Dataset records
--

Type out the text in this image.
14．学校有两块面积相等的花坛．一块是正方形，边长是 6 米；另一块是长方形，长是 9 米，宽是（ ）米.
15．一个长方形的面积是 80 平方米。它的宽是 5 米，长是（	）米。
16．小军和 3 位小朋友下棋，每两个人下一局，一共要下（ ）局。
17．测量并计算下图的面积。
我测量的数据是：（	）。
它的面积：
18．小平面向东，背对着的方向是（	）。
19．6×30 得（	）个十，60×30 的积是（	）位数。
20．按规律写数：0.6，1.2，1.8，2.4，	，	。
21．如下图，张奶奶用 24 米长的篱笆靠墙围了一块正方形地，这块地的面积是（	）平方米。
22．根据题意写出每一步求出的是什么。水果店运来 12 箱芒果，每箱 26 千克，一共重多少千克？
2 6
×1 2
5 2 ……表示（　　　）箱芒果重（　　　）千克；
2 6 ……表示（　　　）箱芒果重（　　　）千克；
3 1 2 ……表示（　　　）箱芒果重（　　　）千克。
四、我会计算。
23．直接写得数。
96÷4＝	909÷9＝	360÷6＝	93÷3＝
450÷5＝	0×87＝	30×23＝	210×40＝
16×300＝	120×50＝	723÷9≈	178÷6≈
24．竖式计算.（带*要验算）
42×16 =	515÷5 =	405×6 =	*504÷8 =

--

GOAL —
Repeat every line of the records above exactly.

SOLUTION —
Type out the text in this image.
14．学校有两块面积相等的花坛．一块是正方形，边长是 6 米；另一块是长方形，长是 9 米，宽是（ ）米.
15．一个长方形的面积是 80 平方米。它的宽是 5 米，长是（	）米。
16．小军和 3 位小朋友下棋，每两个人下一局，一共要下（ ）局。
17．测量并计算下图的面积。
我测量的数据是：（	）。
它的面积：
18．小平面向东，背对着的方向是（	）。
19．6×30 得（	）个十，60×30 的积是（	）位数。
20．按规律写数：0.6，1.2，1.8，2.4，	，	。
21．如下图，张奶奶用 24 米长的篱笆靠墙围了一块正方形地，这块地的面积是（	）平方米。
22．根据题意写出每一步求出的是什么。水果店运来 12 箱芒果，每箱 26 千克，一共重多少千克？
2 6
×1 2
5 2 ……表示（　　　）箱芒果重（　　　）千克；
2 6 ……表示（　　　）箱芒果重（　　　）千克；
3 1 2 ……表示（　　　）箱芒果重（　　　）千克。
四、我会计算。
23．直接写得数。
96÷4＝	909÷9＝	360÷6＝	93÷3＝
450÷5＝	0×87＝	30×23＝	210×40＝
16×300＝	120×50＝	723÷9≈	178÷6≈
24．竖式计算.（带*要验算）
42×16 =	515÷5 =	405×6 =	*504÷8 =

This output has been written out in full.